● Stated problem:
Copy each line in the data that includes the word "ishlab".

== Listed entries

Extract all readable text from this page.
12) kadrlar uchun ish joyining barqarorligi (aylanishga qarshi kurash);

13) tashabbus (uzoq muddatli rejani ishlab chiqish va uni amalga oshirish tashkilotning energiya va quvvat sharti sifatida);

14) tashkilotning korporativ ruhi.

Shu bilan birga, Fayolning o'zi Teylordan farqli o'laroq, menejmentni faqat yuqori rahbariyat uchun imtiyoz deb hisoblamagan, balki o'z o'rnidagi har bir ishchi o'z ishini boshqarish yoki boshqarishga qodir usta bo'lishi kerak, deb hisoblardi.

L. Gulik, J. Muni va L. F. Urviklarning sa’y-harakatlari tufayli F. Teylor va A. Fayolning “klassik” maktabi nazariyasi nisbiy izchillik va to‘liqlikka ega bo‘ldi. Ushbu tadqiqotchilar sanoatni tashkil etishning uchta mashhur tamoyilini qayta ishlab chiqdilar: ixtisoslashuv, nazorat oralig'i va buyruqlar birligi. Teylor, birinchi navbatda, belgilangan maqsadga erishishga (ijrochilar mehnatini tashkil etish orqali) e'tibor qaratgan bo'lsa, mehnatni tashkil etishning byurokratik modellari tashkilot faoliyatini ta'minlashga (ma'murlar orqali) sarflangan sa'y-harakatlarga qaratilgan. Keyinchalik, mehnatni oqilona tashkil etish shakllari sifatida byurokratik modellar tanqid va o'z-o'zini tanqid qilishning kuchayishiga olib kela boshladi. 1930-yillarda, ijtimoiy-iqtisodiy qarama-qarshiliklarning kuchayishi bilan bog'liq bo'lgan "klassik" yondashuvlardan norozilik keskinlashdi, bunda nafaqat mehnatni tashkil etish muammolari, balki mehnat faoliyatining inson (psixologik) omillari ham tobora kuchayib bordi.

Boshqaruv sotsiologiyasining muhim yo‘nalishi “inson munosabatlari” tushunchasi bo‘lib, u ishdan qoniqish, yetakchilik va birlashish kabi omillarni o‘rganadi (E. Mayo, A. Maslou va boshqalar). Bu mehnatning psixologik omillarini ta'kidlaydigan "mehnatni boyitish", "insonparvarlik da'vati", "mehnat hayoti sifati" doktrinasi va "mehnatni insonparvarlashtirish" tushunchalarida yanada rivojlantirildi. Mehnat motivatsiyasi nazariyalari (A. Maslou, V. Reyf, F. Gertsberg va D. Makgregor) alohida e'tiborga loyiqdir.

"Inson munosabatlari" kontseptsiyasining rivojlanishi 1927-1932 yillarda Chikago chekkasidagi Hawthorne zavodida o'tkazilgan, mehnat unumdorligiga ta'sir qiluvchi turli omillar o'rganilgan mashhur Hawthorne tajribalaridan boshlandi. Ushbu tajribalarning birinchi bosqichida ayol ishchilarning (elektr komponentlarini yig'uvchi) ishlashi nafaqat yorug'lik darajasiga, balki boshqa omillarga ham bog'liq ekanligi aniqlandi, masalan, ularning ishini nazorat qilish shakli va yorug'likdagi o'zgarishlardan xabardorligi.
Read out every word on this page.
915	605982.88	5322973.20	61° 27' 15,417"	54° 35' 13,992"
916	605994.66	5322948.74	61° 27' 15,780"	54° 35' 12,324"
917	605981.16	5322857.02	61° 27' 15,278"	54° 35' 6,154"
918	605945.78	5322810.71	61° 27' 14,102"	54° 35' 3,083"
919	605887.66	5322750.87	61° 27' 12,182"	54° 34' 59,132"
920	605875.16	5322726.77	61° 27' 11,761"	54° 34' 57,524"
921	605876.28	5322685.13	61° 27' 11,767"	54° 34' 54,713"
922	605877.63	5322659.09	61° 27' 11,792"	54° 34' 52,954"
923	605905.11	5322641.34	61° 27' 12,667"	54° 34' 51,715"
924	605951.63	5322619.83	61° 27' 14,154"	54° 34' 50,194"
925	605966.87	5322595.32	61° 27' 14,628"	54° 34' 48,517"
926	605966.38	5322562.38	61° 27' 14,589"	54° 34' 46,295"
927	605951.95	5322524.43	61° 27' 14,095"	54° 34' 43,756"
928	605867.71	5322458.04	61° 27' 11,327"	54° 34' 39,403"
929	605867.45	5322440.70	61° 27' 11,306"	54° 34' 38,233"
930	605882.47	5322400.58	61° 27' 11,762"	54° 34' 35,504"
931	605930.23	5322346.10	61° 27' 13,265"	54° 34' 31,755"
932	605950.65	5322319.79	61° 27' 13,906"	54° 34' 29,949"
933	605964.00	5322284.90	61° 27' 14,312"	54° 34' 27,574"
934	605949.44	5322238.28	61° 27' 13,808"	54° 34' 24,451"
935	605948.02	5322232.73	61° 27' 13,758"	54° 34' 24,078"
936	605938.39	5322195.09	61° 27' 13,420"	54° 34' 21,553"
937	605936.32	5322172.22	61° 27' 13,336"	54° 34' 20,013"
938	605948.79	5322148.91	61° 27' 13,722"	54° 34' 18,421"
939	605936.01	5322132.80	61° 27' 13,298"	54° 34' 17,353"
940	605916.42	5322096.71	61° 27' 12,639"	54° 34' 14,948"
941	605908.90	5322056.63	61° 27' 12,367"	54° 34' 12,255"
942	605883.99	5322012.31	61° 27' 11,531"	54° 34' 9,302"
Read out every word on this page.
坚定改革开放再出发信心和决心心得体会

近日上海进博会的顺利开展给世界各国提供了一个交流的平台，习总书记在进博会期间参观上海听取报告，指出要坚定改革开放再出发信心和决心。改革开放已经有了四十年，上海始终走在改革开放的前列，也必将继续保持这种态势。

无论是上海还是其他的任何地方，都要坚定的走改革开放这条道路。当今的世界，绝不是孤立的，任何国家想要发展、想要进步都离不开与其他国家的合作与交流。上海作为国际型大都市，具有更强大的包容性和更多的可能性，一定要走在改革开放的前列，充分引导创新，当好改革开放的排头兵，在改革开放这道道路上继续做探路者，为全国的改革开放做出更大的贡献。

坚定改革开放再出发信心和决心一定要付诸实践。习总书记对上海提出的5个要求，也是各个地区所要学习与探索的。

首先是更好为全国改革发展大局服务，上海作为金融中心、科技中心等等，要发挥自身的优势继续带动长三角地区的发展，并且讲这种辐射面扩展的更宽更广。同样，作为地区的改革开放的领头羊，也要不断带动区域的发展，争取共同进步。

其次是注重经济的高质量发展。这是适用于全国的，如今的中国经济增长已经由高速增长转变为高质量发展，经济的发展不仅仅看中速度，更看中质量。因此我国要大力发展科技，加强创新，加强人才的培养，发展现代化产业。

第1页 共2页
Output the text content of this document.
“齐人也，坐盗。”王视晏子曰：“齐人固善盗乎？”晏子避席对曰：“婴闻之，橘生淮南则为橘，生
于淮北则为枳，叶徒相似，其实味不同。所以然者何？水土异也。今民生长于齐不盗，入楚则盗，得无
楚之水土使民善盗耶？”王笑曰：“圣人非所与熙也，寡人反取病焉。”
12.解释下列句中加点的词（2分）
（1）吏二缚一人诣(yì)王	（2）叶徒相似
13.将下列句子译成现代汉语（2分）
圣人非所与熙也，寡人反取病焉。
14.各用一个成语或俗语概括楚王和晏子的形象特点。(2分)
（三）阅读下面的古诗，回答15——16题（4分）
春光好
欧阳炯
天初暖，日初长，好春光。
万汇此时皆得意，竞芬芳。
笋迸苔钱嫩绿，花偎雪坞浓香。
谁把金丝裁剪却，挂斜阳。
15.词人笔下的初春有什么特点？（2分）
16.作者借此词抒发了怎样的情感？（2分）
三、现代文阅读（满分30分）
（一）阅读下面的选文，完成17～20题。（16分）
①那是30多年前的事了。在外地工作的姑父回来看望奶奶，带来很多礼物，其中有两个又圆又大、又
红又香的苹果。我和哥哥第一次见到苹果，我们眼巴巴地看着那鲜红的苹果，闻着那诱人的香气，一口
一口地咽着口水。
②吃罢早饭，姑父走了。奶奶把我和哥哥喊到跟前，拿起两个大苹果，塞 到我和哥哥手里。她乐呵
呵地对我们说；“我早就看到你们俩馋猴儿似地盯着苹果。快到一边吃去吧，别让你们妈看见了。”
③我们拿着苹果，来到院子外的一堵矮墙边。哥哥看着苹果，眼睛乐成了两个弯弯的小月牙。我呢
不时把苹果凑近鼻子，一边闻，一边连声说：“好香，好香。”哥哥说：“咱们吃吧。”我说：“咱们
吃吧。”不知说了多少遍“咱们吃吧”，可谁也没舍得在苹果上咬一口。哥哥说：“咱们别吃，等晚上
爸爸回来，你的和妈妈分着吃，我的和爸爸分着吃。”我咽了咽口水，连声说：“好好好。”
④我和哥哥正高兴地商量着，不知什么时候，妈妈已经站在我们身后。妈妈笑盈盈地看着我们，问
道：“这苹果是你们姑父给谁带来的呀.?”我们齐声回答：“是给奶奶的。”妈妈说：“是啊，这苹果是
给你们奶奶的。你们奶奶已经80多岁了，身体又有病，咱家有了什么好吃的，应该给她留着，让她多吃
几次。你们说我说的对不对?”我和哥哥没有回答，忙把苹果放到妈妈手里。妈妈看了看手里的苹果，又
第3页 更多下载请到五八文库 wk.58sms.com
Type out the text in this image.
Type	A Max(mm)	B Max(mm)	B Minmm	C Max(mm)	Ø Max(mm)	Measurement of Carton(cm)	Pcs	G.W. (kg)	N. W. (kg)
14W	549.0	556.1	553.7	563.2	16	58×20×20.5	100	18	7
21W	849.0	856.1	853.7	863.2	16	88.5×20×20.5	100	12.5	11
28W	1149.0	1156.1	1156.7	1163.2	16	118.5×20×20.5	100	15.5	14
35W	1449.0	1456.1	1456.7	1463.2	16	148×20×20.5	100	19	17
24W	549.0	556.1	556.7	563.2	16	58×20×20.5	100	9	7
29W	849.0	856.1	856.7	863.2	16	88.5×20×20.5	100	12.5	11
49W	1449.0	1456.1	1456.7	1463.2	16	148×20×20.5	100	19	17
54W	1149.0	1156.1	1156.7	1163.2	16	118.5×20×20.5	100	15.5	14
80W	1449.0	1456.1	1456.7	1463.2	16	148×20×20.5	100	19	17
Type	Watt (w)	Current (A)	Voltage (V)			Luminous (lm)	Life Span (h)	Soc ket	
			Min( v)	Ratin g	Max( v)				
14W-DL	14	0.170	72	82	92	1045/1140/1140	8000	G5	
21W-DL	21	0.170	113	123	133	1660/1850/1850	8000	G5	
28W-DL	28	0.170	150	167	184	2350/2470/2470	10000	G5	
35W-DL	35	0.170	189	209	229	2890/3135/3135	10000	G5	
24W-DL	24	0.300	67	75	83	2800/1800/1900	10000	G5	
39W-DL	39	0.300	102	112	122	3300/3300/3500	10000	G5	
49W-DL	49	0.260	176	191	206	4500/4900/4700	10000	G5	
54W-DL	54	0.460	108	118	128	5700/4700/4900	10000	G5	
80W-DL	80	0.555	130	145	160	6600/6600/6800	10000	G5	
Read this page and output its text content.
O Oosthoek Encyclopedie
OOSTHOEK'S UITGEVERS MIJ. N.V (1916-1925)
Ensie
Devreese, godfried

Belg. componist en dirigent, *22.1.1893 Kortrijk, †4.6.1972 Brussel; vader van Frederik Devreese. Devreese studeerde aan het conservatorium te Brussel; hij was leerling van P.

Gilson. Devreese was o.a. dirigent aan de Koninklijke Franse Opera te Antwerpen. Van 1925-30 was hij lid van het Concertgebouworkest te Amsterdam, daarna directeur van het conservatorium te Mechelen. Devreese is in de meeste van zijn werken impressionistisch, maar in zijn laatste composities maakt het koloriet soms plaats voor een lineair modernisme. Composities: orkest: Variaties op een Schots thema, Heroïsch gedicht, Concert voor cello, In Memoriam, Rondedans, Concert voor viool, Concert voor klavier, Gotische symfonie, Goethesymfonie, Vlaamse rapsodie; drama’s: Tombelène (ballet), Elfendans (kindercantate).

====

● Result of the task:
13) tashabbus (uzoq muddatli rejani ishlab chiqish va uni amalga oshirish tashkilotning energiya va quvvat sharti sifatida);
L. Gulik, J. Muni va L. F. Urviklarning sa’y-harakatlari tufayli F. Teylor va A. Fayolning “klassik” maktabi nazariyasi nisbiy izchillik va to‘liqlikka ega bo‘ldi. Ushbu tadqiqotchilar sanoatni tashkil etishning uchta mashhur tamoyilini qayta ishlab chiqdilar: ixtisoslashuv, nazorat oralig'i va buyruqlar birligi. Teylor, birinchi navbatda, belgilangan maqsadga erishishga (ijrochilar mehnatini tashkil etish orqali) e'tibor qaratgan bo'lsa, mehnatni tashkil etishning byurokratik modellari tashkilot faoliyatini ta'minlashga (ma'murlar orqali) sarflangan sa'y-harakatlarga qaratilgan. Keyinchalik, mehnatni oqilona tashkil etish shakllari sifatida byurokratik modellar tanqid va o'z-o'zini tanqid qilishning kuchayishiga olib kela boshladi. 1930-yillarda, ijtimoiy-iqtisodiy qarama-qarshiliklarning kuchayishi bilan bog'liq bo'lgan "klassik" yondashuvlardan norozilik keskinlashdi, bunda nafaqat mehnatni tashkil etish muammolari, balki mehnat faoliyatining inson (psixologik) omillari ham tobora kuchayib bordi.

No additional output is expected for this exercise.